HBO's animation is imaginative, funny, colourful, spot-on brilliant, adding a whole new dimension of fun to the "bare bones" of the original broadcasts. The animators added a plethora of great new visual gags to the already existing top-notch material so it mystifies me that anyone could possibly have a bone to pick with that. The drawing style is simple yet effective; the decision to go for a cheerful look as opposed to a grotesque (i.e. more "adult") style pays off vastly, because Karl's ravings are usually like that of a child anyway, a fact that would make any attempts to "darken" the tone of the show totally detrimental.
Is Karl a moron? I've already largely covered that in my "An Idiot Abroad" comment. Suffice it to say that Karl is weird rather than unintelligent, certainly an original thinker (in the broad sense of the term). Ricky calls him a "strange little creature", and that is a far more appropriate description of the round-headed fella than the somewhat crass "buffoon" label he gets in the opening credits. Pilkington is a very likable person, mellow and non-aggressive in his intentions (except when it comes to kicking a duck's butt), living in his own little world (which he luckily recounts in his ridiculous diary), and not every analysis he makes is daft. He jumps to conclusions, he tends to believe whatever suits him (rather than what makes sense), his general knowledge is poor (but so is that of much of the masses), and his wishful thinking gets the better of him in most cases (which makes him no different than most people, actually).

◇ ◇ ◇ ◇ ◇

ASSIGNED TASK A: In the review of the HBO animation, turn the paragraph beginning "Is Karl a moron?" into a shorter bulleted list that keeps its main facts.
ASSIGNED TASK B: Carry on the review of the HBO animation from its last sentence.

◇ ◇ ◇ ◇ ◇

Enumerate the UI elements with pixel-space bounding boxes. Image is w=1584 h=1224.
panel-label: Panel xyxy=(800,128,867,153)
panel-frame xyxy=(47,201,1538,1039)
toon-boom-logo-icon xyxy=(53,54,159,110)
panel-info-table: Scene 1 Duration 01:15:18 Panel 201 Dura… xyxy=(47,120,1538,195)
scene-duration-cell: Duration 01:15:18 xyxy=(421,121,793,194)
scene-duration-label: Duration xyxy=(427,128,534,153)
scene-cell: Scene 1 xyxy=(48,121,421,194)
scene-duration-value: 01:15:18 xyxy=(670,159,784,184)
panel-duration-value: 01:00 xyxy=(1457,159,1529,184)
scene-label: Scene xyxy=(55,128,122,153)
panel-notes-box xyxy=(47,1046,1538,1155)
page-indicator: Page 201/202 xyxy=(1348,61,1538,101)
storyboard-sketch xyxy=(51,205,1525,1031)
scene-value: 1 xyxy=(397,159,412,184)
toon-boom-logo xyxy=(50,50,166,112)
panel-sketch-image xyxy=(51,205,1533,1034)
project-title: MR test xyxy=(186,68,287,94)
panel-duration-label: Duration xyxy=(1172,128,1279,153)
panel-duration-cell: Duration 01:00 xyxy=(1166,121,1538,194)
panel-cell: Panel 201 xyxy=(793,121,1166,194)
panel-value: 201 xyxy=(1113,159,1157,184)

◇ ◇ ◇ ◇ ◇

RESPONSE A:
- Karl is weird rather than unintelligent and is an original thinker in the broad sense. The reviewer covered this more fully in an "An Idiot Abroad" comment.
- Ricky's description of him as a "strange little creature" fits better than the "buffoon" label in the opening credits.
- Pilkington is likable, mellow and non-aggressive, except when it comes to kicking a duck's butt.
- He lives in his own little world, which he recounts in his diary.
- Not every analysis he makes is daft.
- He jumps to conclusions and believes whatever suits him rather than what makes sense.
- His general knowledge is poor, as is that of much of the masses.
- His wishful thinking usually gets the better of him, as it does with most people.

RESPONSE B:
That particular affliction - wishful thinking is something Ricky Gervais exhibits too. Ricky refers to himself as a "liberal"; left-wingers base their philosophies on wishful thinking, fearing to face a science-based politically-incorrect ugly reality that doesn't often go hand-in-hand with their idealistic notions of an eventual "perfect world" that they so desperately want to believe in.
In an ideal world, unguided by commercial restraints, this show would be called "The Karl Pilkington Show"; in fact, Gervais had said something to this effect. However, it is foolish to minimize the efforts of Gervais/Merchant, who not only bring out the best in Karl but who themselves offer a great number of clever observations and hilarious comments. After all, Gervais isn't just some random run-of-the-mill comedian who lucked out, i.e. "struck gold", by bumping into Pilkington one rainy English day in the monkey section of the Manchester Zoo; Ricky is currently the best stand-up comedian there is. Watch "Fame", "Animals", or "Out of England", and you can't go wrong.
The stand-out episode is s02e01, in which Karl describes the outline of his movie with Rebecca de Mornay. TRGS has to be seen to be believed. Just as I use "Friends" (the worst sitcom of all time) as a litmus test to weed out those with low(er) intelligence and a primitive/shoddy taste in comedy, likewise will I do from now on with TRGS: anyone who finds this program unfunny is either braindead or deeply depressed and on the verge of committing suicide. In fact, if you're depressed, you cannot possible want to jump off a bridge once you've seen an episode. You'll want to cancel your suicide or at the very least postpone it until you'd seen all the (so far) 26 episodes.